§ What to work on
Find the lines holding the string "Report" in the data, then copy all of them.

*** Records supplied

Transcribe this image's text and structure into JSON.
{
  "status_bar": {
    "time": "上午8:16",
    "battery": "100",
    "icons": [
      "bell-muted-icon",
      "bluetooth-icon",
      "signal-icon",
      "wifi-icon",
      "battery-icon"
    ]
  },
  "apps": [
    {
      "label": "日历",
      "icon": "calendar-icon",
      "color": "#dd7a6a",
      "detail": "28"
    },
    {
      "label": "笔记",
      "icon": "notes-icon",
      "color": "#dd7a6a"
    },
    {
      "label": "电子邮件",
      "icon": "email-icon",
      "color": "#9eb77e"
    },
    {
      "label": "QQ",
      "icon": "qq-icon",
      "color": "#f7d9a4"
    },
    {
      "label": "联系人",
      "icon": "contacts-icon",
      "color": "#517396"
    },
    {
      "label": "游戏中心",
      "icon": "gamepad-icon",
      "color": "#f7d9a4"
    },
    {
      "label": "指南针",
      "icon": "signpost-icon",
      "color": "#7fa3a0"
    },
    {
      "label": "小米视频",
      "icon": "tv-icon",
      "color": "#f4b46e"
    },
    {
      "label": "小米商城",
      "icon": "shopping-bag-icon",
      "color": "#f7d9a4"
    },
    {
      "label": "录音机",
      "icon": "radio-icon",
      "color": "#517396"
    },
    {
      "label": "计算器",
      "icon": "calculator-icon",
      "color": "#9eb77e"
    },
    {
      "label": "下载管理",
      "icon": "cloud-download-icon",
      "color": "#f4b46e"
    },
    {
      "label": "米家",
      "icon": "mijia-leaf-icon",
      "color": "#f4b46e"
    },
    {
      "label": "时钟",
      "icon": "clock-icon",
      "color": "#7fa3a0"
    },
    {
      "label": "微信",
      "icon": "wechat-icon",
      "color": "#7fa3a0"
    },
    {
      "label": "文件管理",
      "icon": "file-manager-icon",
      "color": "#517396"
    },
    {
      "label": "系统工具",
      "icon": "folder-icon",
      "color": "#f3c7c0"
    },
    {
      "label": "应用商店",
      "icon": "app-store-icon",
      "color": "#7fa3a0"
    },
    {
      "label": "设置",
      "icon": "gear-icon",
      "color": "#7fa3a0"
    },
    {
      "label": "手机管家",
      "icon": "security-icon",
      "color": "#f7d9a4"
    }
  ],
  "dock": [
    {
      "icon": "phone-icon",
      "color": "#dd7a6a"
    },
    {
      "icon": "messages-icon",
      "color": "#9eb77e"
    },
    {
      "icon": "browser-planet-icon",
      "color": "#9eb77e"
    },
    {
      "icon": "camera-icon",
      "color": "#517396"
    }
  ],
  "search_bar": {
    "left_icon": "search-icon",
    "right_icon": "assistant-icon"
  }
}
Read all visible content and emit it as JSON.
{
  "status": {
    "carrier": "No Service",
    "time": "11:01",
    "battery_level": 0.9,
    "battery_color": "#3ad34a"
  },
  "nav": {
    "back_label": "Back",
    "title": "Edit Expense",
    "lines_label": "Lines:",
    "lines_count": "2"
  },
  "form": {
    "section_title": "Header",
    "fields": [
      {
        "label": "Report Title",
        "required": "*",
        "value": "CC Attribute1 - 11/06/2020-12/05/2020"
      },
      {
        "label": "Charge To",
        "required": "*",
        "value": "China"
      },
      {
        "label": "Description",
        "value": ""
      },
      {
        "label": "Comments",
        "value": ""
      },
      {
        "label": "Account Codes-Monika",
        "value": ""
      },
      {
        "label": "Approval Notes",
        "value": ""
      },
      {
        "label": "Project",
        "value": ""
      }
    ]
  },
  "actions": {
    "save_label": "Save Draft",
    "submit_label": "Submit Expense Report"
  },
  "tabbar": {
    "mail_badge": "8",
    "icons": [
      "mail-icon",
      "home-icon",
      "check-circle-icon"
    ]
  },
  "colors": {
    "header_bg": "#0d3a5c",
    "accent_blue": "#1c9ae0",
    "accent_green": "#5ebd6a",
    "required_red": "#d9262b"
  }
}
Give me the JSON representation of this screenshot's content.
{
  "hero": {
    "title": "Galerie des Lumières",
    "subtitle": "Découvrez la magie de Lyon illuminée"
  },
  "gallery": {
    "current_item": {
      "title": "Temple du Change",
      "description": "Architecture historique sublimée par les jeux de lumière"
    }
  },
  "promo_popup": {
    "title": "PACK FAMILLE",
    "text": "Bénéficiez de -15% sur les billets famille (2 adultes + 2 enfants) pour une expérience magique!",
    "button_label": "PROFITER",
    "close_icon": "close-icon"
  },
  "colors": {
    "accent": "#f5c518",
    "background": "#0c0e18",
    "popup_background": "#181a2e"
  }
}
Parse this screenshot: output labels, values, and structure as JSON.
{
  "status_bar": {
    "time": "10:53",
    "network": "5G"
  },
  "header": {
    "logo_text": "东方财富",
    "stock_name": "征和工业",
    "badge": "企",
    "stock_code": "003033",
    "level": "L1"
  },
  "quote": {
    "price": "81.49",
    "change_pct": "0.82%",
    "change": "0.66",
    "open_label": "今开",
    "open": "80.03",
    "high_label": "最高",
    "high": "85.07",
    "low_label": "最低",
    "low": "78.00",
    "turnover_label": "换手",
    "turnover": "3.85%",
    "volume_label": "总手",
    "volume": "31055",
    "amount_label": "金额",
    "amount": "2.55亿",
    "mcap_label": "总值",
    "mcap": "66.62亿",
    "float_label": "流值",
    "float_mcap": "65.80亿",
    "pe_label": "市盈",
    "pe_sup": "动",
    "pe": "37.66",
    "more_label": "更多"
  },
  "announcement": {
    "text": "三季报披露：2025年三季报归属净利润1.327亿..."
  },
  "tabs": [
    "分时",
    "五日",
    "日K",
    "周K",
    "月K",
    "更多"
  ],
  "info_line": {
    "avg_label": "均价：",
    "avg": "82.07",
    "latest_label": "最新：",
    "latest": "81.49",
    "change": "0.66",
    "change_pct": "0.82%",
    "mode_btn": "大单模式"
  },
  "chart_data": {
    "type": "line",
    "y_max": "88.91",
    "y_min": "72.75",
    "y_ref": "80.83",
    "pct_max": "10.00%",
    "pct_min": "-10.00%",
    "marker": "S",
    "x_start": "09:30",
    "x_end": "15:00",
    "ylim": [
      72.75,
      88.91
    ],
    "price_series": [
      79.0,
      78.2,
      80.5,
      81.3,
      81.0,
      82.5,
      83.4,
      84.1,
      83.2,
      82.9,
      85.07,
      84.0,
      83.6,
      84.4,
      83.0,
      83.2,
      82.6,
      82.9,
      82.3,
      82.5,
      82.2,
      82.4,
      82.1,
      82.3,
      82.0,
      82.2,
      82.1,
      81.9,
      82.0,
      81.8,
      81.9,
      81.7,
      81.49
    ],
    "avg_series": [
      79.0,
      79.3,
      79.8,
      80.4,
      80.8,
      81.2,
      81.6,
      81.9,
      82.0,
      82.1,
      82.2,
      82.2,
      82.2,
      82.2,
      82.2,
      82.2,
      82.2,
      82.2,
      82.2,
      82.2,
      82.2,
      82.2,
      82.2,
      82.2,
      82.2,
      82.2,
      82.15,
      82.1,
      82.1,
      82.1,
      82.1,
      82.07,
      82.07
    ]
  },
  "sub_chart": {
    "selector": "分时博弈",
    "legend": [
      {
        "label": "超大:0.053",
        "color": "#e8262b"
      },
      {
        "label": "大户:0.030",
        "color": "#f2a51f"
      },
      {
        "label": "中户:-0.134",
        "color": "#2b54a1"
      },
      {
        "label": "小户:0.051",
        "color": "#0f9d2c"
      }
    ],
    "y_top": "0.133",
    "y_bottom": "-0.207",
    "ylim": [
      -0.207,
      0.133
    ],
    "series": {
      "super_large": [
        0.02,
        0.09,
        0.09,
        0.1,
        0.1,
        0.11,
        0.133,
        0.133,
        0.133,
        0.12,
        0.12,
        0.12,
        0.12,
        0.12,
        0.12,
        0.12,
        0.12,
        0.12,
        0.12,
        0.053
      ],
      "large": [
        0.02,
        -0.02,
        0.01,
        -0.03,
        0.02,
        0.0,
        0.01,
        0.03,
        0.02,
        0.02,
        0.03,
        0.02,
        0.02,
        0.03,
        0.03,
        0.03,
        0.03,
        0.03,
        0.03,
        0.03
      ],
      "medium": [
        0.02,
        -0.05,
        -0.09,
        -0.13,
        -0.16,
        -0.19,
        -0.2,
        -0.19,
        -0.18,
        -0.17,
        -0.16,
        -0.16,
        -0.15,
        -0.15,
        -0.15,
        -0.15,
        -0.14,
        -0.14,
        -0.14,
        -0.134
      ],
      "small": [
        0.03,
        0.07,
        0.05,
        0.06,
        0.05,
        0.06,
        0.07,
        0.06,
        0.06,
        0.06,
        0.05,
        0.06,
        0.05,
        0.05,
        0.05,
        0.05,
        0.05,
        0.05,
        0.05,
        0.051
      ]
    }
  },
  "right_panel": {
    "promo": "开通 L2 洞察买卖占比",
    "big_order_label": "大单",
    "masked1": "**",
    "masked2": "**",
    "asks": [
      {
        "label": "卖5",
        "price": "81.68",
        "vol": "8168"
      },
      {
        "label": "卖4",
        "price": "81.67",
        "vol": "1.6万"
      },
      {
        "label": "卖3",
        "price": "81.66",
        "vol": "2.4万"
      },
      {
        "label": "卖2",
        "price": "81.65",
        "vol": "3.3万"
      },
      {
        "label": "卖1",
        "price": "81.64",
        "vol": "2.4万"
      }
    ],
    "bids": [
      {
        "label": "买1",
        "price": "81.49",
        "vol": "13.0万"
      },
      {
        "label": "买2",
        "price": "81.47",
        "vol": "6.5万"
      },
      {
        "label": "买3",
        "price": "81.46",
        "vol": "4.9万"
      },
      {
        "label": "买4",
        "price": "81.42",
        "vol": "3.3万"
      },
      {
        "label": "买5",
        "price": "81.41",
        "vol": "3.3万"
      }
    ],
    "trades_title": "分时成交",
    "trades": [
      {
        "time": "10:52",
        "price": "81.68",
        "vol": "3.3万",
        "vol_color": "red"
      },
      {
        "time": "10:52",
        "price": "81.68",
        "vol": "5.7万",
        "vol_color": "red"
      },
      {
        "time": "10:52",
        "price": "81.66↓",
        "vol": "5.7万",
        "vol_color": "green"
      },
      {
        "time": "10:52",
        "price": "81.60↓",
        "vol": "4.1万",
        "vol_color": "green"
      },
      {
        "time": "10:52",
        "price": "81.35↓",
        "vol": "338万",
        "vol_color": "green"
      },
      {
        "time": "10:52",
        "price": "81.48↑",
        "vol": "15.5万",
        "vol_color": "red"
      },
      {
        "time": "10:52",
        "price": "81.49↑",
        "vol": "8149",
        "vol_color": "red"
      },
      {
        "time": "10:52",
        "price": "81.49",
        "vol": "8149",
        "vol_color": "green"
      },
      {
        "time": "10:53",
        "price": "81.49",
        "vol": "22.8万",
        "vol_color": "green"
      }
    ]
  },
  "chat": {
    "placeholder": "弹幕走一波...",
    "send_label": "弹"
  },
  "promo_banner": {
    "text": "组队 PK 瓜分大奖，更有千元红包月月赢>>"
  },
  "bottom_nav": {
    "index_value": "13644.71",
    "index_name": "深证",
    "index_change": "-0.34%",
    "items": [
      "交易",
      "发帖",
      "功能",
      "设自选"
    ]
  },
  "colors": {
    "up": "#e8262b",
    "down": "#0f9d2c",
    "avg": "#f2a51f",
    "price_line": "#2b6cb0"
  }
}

******

§ Solution for this exercise
        "label": "Report Title",
    "submit_label": "Submit Expense Report"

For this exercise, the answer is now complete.